Extract each line of the data and write it out again exactly.

===== MATERIAL SUPPLIED =====

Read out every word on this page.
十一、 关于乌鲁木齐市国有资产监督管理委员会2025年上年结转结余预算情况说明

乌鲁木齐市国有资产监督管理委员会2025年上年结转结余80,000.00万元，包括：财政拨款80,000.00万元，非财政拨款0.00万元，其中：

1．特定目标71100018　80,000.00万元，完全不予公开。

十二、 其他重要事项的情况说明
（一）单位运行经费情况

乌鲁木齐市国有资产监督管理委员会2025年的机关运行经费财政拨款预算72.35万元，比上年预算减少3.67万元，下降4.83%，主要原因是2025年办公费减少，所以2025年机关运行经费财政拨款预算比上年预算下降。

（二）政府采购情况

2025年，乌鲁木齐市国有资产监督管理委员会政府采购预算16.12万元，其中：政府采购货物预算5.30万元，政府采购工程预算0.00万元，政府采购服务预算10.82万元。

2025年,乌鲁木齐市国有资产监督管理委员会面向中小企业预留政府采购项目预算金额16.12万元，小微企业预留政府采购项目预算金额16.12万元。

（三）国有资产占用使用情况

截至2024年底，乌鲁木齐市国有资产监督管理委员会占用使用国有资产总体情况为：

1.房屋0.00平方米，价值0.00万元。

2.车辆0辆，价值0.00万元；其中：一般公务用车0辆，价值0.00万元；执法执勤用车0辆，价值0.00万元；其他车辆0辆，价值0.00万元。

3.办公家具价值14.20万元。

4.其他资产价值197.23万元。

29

=====

** RIGHT ANSWER **
Read out every word on this page.
十一、 关于乌鲁木齐市国有资产监督管理委员会2025年上年结转结余预算情况说明

乌鲁木齐市国有资产监督管理委员会2025年上年结转结余80,000.00万元，包括：财政拨款80,000.00万元，非财政拨款0.00万元，其中：

1．特定目标71100018　80,000.00万元，完全不予公开。

十二、 其他重要事项的情况说明
（一）单位运行经费情况

乌鲁木齐市国有资产监督管理委员会2025年的机关运行经费财政拨款预算72.35万元，比上年预算减少3.67万元，下降4.83%，主要原因是2025年办公费减少，所以2025年机关运行经费财政拨款预算比上年预算下降。

（二）政府采购情况

2025年，乌鲁木齐市国有资产监督管理委员会政府采购预算16.12万元，其中：政府采购货物预算5.30万元，政府采购工程预算0.00万元，政府采购服务预算10.82万元。

2025年,乌鲁木齐市国有资产监督管理委员会面向中小企业预留政府采购项目预算金额16.12万元，小微企业预留政府采购项目预算金额16.12万元。

（三）国有资产占用使用情况

截至2024年底，乌鲁木齐市国有资产监督管理委员会占用使用国有资产总体情况为：

1.房屋0.00平方米，价值0.00万元。

2.车辆0辆，价值0.00万元；其中：一般公务用车0辆，价值0.00万元；执法执勤用车0辆，价值0.00万元；其他车辆0辆，价值0.00万元。

3.办公家具价值14.20万元。

4.其他资产价值197.23万元。

29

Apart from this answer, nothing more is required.